__WORK TO BE COMPLETED__
Records follow. Select each line holding "Öneri".
***** RECORDED INFORMATION
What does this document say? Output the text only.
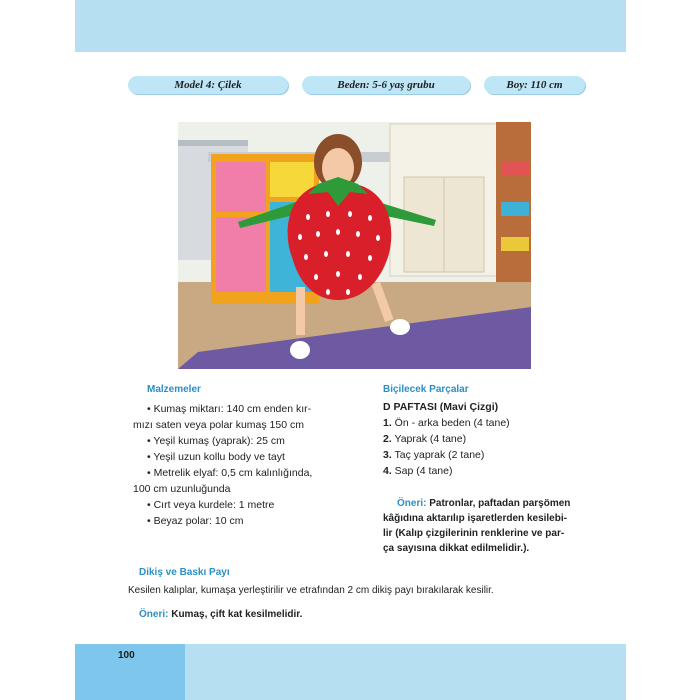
Model 4: Çilek	Beden: 5-6 yaş grubu	Boy: 110 cm
Malzemeler
• Kumaş miktarı: 140 cm enden kır-
mızı saten veya polar kumaş 150 cm
• Yeşil kumaş (yaprak): 25 cm
• Yeşil uzun kollu body ve tayt
• Metrelik elyaf: 0,5 cm kalınlığında,
100 cm uzunluğunda
• Cırt veya kurdele: 1 metre
• Beyaz polar: 10 cm
Biçilecek Parçalar
D PAFTASI (Mavi Çizgi)
1. Ön - arka beden (4 tane)
2. Yaprak (4 tane)
3. Taç yaprak (2 tane)
4. Sap (4 tane)
Öneri: Patronlar, paftadan parşömen
kâğıdına aktarılıp işaretlerden kesilebi-
lir (Kalıp çizgilerinin renklerine ve par-
ça sayısına dikkat edilmelidir.).
Dikiş ve Baskı Payı
Kesilen kalıplar, kumaşa yerleştirilir ve etrafından 2 cm dikiş payı bırakılarak kesilir.
Öneri: Kumaş, çift kat kesilmelidir.
100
**********
__CORRECT OUTPUT__
Öneri: Patronlar, paftadan parşömen
Öneri: Kumaş, çift kat kesilmelidir.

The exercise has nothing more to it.